- **WHAT THIS TASK INVOLVES**
Write out all records as given; omit images.

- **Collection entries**
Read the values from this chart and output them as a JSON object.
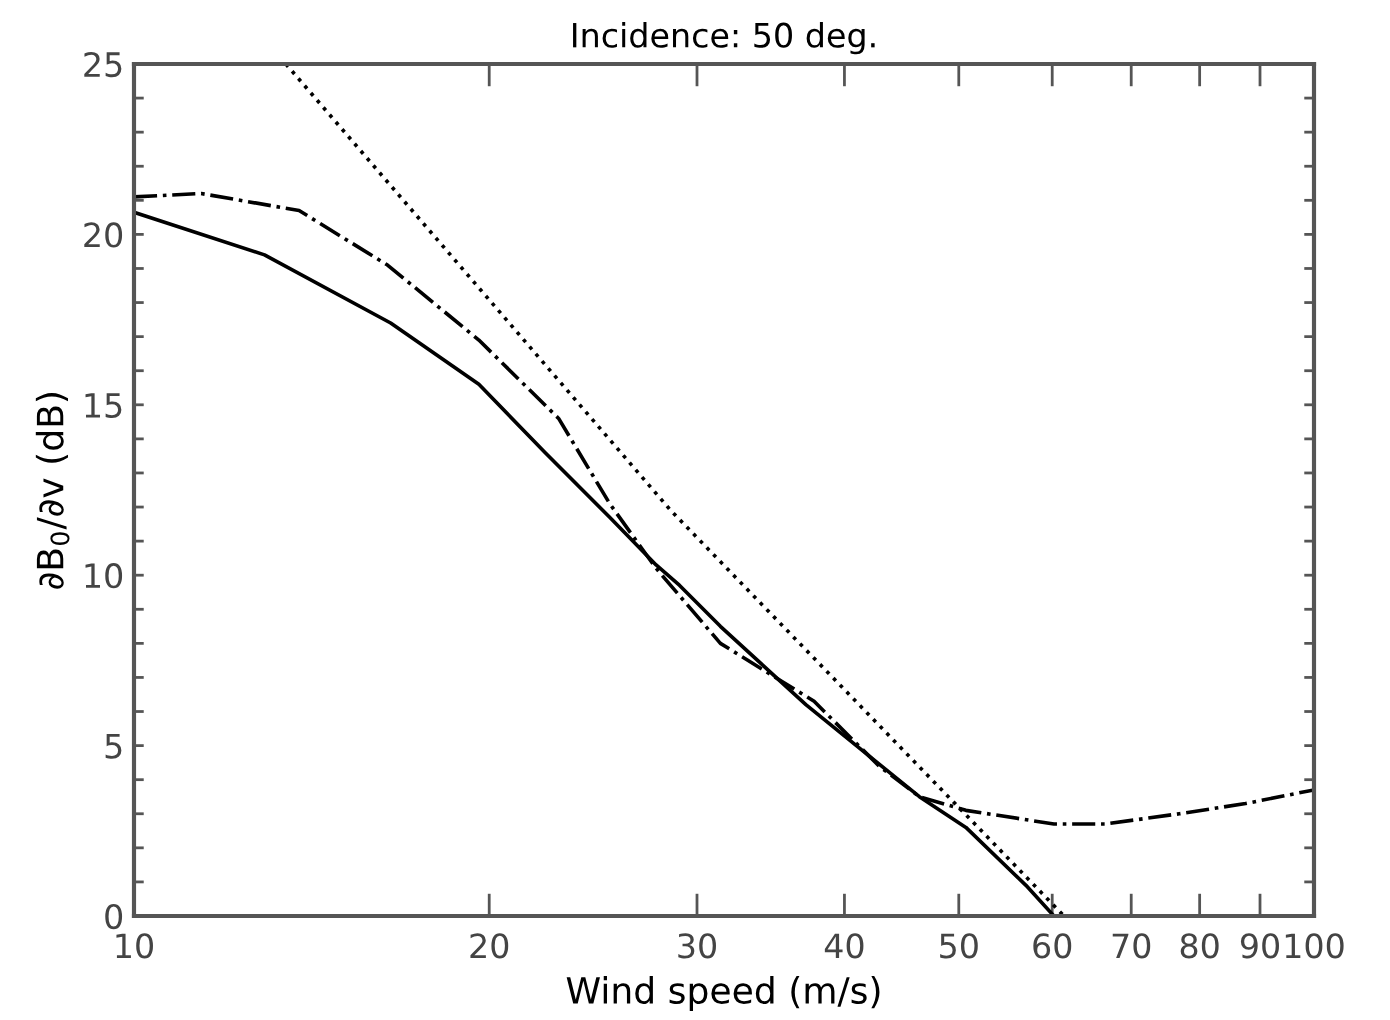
{
  "chart_data": {
    "type": "line",
    "title": "Incidence: 50 deg.",
    "xlabel": "Wind speed (m/s)",
    "ylabel": "∂B$_{0}$/∂v (dB)",
    "log": "x",
    "xlim": [
      10,
      100
    ],
    "ylim": [
      0,
      25
    ],
    "xticks": [
      10,
      20,
      30,
      40,
      50,
      60,
      70,
      80,
      90,
      100
    ],
    "yticks": [
      0,
      {
        "value": 1,
        "label": null
      },
      {
        "value": 2,
        "label": null
      },
      {
        "value": 3,
        "label": null
      },
      {
        "value": 4,
        "label": null
      },
      5,
      {
        "value": 6,
        "label": null
      },
      {
        "value": 7,
        "label": null
      },
      {
        "value": 8,
        "label": null
      },
      {
        "value": 9,
        "label": null
      },
      10,
      {
        "value": 11,
        "label": null
      },
      {
        "value": 12,
        "label": null
      },
      {
        "value": 13,
        "label": null
      },
      {
        "value": 14,
        "label": null
      },
      15,
      {
        "value": 16,
        "label": null
      },
      {
        "value": 17,
        "label": null
      },
      {
        "value": 18,
        "label": null
      },
      {
        "value": 19,
        "label": null
      },
      20,
      {
        "value": 21,
        "label": null
      },
      {
        "value": 22,
        "label": null
      },
      {
        "value": 23,
        "label": null
      },
      {
        "value": 24,
        "label": null
      },
      25
    ],
    "grid": false,
    "legend": false,
    "series": [
      {
        "color": "#000000",
        "line_style": "solid",
        "x": [
          10,
          12.9,
          16.5,
          19.6,
          22.3,
          25.3,
          27.7,
          29.0,
          31.4,
          37.1,
          46.3,
          50.7,
          57.0,
          60.2
        ],
        "values": [
          20.65,
          19.4,
          17.4,
          15.6,
          13.6,
          11.7,
          10.3,
          9.7,
          8.5,
          6.2,
          3.5,
          2.6,
          0.9,
          0
        ]
      },
      {
        "color": "#000000",
        "line_style": "dashdot",
        "x": [
          10,
          11.4,
          13.8,
          16.4,
          19.6,
          22.9,
          25.3,
          27.7,
          31.4,
          37.7,
          42.8,
          46.3,
          50.7,
          60.2,
          66.6,
          76.9,
          87.5,
          100
        ],
        "values": [
          21.1,
          21.2,
          20.7,
          19.1,
          16.9,
          14.6,
          12.1,
          10.2,
          8.0,
          6.3,
          4.4,
          3.5,
          3.1,
          2.7,
          2.7,
          3.0,
          3.3,
          3.7
        ]
      },
      {
        "color": "#000000",
        "line_style": "dotted",
        "x": [
          13.45,
          28.5,
          61.4
        ],
        "values": [
          25,
          11.9,
          0
        ]
      }
    ]
  }
}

- **SOLUTION FOR THIS PROBLEM**
Read the values from this chart and output them as a JSON object.
{
  "chart_data": {
    "type": "line",
    "title": "Incidence: 50 deg.",
    "xlabel": "Wind speed (m/s)",
    "ylabel": "∂B$_{0}$/∂v (dB)",
    "log": "x",
    "xlim": [
      10,
      100
    ],
    "ylim": [
      0,
      25
    ],
    "xticks": [
      10,
      20,
      30,
      40,
      50,
      60,
      70,
      80,
      90,
      100
    ],
    "yticks": [
      0,
      {
        "value": 1,
        "label": null
      },
      {
        "value": 2,
        "label": null
      },
      {
        "value": 3,
        "label": null
      },
      {
        "value": 4,
        "label": null
      },
      5,
      {
        "value": 6,
        "label": null
      },
      {
        "value": 7,
        "label": null
      },
      {
        "value": 8,
        "label": null
      },
      {
        "value": 9,
        "label": null
      },
      10,
      {
        "value": 11,
        "label": null
      },
      {
        "value": 12,
        "label": null
      },
      {
        "value": 13,
        "label": null
      },
      {
        "value": 14,
        "label": null
      },
      15,
      {
        "value": 16,
        "label": null
      },
      {
        "value": 17,
        "label": null
      },
      {
        "value": 18,
        "label": null
      },
      {
        "value": 19,
        "label": null
      },
      20,
      {
        "value": 21,
        "label": null
      },
      {
        "value": 22,
        "label": null
      },
      {
        "value": 23,
        "label": null
      },
      {
        "value": 24,
        "label": null
      },
      25
    ],
    "grid": false,
    "legend": false,
    "series": [
      {
        "color": "#000000",
        "line_style": "solid",
        "x": [
          10,
          12.9,
          16.5,
          19.6,
          22.3,
          25.3,
          27.7,
          29.0,
          31.4,
          37.1,
          46.3,
          50.7,
          57.0,
          60.2
        ],
        "values": [
          20.65,
          19.4,
          17.4,
          15.6,
          13.6,
          11.7,
          10.3,
          9.7,
          8.5,
          6.2,
          3.5,
          2.6,
          0.9,
          0
        ]
      },
      {
        "color": "#000000",
        "line_style": "dashdot",
        "x": [
          10,
          11.4,
          13.8,
          16.4,
          19.6,
          22.9,
          25.3,
          27.7,
          31.4,
          37.7,
          42.8,
          46.3,
          50.7,
          60.2,
          66.6,
          76.9,
          87.5,
          100
        ],
        "values": [
          21.1,
          21.2,
          20.7,
          19.1,
          16.9,
          14.6,
          12.1,
          10.2,
          8.0,
          6.3,
          4.4,
          3.5,
          3.1,
          2.7,
          2.7,
          3.0,
          3.3,
          3.7
        ]
      },
      {
        "color": "#000000",
        "line_style": "dotted",
        "x": [
          13.45,
          28.5,
          61.4
        ],
        "values": [
          25,
          11.9,
          0
        ]
      }
    ]
  }
}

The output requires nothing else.